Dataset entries

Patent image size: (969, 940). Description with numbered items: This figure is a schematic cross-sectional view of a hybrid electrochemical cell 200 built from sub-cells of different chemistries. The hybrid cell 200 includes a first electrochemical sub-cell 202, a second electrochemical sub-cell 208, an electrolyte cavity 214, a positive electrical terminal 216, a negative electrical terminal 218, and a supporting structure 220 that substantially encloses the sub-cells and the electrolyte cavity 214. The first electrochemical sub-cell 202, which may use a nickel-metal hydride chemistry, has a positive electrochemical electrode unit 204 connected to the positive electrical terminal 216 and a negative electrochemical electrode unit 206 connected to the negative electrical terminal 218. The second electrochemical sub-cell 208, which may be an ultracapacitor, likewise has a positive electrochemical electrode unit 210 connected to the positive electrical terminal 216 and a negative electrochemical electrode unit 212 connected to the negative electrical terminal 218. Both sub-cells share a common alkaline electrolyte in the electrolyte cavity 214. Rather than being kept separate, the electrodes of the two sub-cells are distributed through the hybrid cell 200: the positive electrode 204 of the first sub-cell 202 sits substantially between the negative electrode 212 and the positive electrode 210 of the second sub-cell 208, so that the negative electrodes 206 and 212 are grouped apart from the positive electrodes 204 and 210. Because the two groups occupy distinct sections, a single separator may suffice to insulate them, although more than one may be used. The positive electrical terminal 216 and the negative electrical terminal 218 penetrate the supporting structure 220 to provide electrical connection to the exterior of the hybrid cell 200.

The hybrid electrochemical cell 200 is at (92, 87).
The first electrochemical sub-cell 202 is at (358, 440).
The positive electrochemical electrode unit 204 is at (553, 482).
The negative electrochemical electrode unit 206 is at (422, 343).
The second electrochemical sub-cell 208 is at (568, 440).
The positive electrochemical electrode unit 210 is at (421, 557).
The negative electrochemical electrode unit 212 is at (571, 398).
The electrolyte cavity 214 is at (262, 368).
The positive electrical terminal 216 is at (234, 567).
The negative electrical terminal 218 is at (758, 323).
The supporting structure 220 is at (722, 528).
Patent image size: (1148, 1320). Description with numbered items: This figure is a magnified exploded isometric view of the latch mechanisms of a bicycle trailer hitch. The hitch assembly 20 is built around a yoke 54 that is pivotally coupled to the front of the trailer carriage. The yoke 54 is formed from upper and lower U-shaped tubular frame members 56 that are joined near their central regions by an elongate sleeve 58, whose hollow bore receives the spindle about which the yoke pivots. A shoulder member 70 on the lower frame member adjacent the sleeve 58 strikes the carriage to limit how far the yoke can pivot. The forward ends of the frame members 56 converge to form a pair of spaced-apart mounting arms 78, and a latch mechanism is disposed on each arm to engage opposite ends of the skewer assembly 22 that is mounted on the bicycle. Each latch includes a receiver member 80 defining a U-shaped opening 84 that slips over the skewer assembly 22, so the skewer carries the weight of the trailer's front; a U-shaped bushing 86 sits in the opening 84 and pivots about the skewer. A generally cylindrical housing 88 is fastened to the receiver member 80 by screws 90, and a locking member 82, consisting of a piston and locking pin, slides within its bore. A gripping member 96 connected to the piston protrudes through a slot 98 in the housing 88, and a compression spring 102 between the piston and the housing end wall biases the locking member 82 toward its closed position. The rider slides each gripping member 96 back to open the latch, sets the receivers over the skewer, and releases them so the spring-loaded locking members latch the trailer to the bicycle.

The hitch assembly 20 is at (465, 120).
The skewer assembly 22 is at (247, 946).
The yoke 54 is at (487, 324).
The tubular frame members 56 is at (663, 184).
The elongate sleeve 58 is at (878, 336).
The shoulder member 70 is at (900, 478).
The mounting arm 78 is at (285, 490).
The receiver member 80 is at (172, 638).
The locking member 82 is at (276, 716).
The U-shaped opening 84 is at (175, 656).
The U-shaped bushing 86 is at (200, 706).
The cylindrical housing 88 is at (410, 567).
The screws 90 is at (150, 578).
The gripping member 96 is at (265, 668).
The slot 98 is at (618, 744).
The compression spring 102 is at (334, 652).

= Requirements =
Reproduce every line of the records above verbatim, with nothing altered, added, or left out.

= Result for this exercise =
Patent image size: (969, 940). Description with numbered items: This figure is a schematic cross-sectional view of a hybrid electrochemical cell 200 built from sub-cells of different chemistries. The hybrid cell 200 includes a first electrochemical sub-cell 202, a second electrochemical sub-cell 208, an electrolyte cavity 214, a positive electrical terminal 216, a negative electrical terminal 218, and a supporting structure 220 that substantially encloses the sub-cells and the electrolyte cavity 214. The first electrochemical sub-cell 202, which may use a nickel-metal hydride chemistry, has a positive electrochemical electrode unit 204 connected to the positive electrical terminal 216 and a negative electrochemical electrode unit 206 connected to the negative electrical terminal 218. The second electrochemical sub-cell 208, which may be an ultracapacitor, likewise has a positive electrochemical electrode unit 210 connected to the positive electrical terminal 216 and a negative electrochemical electrode unit 212 connected to the negative electrical terminal 218. Both sub-cells share a common alkaline electrolyte in the electrolyte cavity 214. Rather than being kept separate, the electrodes of the two sub-cells are distributed through the hybrid cell 200: the positive electrode 204 of the first sub-cell 202 sits substantially between the negative electrode 212 and the positive electrode 210 of the second sub-cell 208, so that the negative electrodes 206 and 212 are grouped apart from the positive electrodes 204 and 210. Because the two groups occupy distinct sections, a single separator may suffice to insulate them, although more than one may be used. The positive electrical terminal 216 and the negative electrical terminal 218 penetrate the supporting structure 220 to provide electrical connection to the exterior of the hybrid cell 200.

The hybrid electrochemical cell 200 is at (92, 87).
The first electrochemical sub-cell 202 is at (358, 440).
The positive electrochemical electrode unit 204 is at (553, 482).
The negative electrochemical electrode unit 206 is at (422, 343).
The second electrochemical sub-cell 208 is at (568, 440).
The positive electrochemical electrode unit 210 is at (421, 557).
The negative electrochemical electrode unit 212 is at (571, 398).
The electrolyte cavity 214 is at (262, 368).
The positive electrical terminal 216 is at (234, 567).
The negative electrical terminal 218 is at (758, 323).
The supporting structure 220 is at (722, 528).
Patent image size: (1148, 1320). Description with numbered items: This figure is a magnified exploded isometric view of the latch mechanisms of a bicycle trailer hitch. The hitch assembly 20 is built around a yoke 54 that is pivotally coupled to the front of the trailer carriage. The yoke 54 is formed from upper and lower U-shaped tubular frame members 56 that are joined near their central regions by an elongate sleeve 58, whose hollow bore receives the spindle about which the yoke pivots. A shoulder member 70 on the lower frame member adjacent the sleeve 58 strikes the carriage to limit how far the yoke can pivot. The forward ends of the frame members 56 converge to form a pair of spaced-apart mounting arms 78, and a latch mechanism is disposed on each arm to engage opposite ends of the skewer assembly 22 that is mounted on the bicycle. Each latch includes a receiver member 80 defining a U-shaped opening 84 that slips over the skewer assembly 22, so the skewer carries the weight of the trailer's front; a U-shaped bushing 86 sits in the opening 84 and pivots about the skewer. A generally cylindrical housing 88 is fastened to the receiver member 80 by screws 90, and a locking member 82, consisting of a piston and locking pin, slides within its bore. A gripping member 96 connected to the piston protrudes through a slot 98 in the housing 88, and a compression spring 102 between the piston and the housing end wall biases the locking member 82 toward its closed position. The rider slides each gripping member 96 back to open the latch, sets the receivers over the skewer, and releases them so the spring-loaded locking members latch the trailer to the bicycle.

The hitch assembly 20 is at (465, 120).
The skewer assembly 22 is at (247, 946).
The yoke 54 is at (487, 324).
The tubular frame members 56 is at (663, 184).
The elongate sleeve 58 is at (878, 336).
The shoulder member 70 is at (900, 478).
The mounting arm 78 is at (285, 490).
The receiver member 80 is at (172, 638).
The locking member 82 is at (276, 716).
The U-shaped opening 84 is at (175, 656).
The U-shaped bushing 86 is at (200, 706).
The cylindrical housing 88 is at (410, 567).
The screws 90 is at (150, 578).
The gripping member 96 is at (265, 668).
The slot 98 is at (618, 744).
The compression spring 102 is at (334, 652).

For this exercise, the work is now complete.